→ Required task
Reproduce all lines of the listing below in which the word "signal" occurs.

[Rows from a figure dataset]
--- START ---
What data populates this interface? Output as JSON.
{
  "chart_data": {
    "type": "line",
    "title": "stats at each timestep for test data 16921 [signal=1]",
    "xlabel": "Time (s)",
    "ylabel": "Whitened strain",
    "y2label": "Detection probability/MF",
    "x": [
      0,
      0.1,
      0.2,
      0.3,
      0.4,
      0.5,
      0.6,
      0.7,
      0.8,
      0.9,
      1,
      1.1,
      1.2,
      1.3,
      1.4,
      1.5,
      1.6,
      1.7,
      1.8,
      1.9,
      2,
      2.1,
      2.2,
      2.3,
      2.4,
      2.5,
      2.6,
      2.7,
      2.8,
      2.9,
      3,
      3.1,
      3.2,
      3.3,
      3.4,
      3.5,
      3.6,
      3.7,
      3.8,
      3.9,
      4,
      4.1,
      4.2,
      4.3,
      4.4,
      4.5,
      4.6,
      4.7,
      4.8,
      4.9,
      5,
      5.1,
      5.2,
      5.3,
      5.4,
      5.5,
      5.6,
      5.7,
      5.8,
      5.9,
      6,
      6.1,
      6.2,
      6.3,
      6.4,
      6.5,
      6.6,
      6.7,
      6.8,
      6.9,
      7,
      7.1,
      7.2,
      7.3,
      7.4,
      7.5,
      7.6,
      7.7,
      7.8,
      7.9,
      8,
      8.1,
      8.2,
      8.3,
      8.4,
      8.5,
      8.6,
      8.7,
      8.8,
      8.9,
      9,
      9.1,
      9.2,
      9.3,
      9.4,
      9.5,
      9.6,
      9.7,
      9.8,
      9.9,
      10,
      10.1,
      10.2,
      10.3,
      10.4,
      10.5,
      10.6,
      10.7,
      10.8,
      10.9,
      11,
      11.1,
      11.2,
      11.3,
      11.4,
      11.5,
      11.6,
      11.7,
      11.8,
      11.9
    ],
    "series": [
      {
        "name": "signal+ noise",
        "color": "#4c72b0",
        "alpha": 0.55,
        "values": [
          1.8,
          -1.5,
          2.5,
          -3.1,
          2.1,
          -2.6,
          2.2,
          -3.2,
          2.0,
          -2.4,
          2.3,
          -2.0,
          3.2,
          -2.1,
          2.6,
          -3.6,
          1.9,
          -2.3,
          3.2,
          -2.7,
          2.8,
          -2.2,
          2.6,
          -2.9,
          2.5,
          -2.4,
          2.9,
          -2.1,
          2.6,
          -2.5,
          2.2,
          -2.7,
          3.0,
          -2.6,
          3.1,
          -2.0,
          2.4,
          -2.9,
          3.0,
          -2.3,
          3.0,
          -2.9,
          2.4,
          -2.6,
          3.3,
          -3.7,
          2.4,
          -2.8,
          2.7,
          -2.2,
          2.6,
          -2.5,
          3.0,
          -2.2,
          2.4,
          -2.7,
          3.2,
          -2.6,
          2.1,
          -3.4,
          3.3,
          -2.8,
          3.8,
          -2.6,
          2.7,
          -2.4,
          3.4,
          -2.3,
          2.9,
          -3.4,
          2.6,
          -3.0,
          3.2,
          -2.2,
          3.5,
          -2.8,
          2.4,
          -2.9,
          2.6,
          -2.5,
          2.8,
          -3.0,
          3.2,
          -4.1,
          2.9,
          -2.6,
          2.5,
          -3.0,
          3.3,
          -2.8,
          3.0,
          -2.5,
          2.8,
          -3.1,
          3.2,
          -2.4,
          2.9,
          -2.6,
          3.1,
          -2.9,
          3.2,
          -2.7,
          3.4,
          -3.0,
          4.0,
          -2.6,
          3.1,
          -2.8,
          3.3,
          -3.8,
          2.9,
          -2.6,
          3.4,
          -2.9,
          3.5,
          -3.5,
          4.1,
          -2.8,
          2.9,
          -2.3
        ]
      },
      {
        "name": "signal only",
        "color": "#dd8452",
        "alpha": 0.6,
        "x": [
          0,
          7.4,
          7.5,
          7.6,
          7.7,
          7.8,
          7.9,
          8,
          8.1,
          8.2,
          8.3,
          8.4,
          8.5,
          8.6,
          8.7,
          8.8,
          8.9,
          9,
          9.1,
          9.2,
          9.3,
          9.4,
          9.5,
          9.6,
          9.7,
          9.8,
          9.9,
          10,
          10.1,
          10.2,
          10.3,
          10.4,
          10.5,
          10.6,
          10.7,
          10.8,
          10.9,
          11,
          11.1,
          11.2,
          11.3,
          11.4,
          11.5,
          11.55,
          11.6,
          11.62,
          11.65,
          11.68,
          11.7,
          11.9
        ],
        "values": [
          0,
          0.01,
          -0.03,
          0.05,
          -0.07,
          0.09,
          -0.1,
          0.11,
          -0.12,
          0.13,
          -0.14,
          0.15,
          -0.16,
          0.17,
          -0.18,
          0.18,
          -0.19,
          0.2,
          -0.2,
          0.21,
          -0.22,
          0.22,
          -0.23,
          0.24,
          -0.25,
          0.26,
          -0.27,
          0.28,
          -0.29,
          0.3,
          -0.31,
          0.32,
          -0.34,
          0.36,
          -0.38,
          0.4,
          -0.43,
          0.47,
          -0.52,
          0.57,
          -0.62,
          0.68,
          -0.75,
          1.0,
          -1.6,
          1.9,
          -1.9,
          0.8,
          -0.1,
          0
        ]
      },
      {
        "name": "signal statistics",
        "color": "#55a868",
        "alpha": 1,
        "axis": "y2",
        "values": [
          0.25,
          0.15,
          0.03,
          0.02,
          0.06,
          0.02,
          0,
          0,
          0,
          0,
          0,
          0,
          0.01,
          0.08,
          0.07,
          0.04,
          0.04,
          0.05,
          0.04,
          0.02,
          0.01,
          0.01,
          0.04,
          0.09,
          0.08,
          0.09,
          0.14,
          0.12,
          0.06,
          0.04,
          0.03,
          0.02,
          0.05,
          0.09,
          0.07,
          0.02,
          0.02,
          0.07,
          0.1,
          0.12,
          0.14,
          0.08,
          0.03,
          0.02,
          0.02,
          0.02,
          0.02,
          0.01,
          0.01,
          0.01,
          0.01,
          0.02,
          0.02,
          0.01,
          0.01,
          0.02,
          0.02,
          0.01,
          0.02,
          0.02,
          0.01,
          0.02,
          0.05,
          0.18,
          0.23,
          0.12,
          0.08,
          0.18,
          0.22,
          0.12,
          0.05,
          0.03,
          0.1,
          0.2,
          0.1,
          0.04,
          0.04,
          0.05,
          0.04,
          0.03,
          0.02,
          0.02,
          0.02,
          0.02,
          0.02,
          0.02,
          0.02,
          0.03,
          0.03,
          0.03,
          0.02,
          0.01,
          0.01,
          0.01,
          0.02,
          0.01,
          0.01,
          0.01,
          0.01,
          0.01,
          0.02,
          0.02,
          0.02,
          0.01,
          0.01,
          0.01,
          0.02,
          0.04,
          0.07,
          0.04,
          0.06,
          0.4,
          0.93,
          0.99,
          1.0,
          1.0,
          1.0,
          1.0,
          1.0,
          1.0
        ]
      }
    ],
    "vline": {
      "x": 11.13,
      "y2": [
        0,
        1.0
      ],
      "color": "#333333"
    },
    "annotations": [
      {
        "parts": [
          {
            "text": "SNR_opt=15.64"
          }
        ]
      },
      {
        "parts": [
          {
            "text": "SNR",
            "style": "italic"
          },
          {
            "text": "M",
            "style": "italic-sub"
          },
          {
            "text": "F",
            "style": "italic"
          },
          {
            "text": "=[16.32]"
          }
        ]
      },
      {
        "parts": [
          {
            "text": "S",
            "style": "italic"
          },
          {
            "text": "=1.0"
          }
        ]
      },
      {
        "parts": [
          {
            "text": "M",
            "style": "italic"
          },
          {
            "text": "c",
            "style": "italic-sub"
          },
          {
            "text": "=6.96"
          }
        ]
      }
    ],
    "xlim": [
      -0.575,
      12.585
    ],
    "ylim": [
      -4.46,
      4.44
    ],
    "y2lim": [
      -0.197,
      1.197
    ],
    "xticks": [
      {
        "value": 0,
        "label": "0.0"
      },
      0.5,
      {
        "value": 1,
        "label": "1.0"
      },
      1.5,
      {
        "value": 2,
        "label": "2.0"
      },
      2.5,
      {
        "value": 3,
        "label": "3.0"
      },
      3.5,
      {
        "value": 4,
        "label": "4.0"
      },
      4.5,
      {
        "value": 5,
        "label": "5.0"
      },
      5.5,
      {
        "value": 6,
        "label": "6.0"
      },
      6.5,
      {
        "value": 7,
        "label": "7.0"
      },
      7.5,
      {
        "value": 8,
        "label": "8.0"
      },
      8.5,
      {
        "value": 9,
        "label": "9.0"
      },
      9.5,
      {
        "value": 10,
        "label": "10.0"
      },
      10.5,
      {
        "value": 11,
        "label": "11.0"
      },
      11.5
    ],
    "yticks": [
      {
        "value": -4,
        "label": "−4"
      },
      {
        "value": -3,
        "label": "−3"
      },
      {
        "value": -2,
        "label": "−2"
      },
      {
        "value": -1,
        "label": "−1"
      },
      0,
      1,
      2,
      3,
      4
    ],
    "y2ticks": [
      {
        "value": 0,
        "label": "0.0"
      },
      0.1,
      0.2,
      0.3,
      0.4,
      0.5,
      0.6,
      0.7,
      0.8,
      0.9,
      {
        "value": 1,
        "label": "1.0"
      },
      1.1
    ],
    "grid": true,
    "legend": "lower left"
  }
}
--- END ---
→ Correct output
    "title": "stats at each timestep for test data 16921 [signal=1]",
        "name": "signal+ noise",
        "name": "signal only",
        "name": "signal statistics",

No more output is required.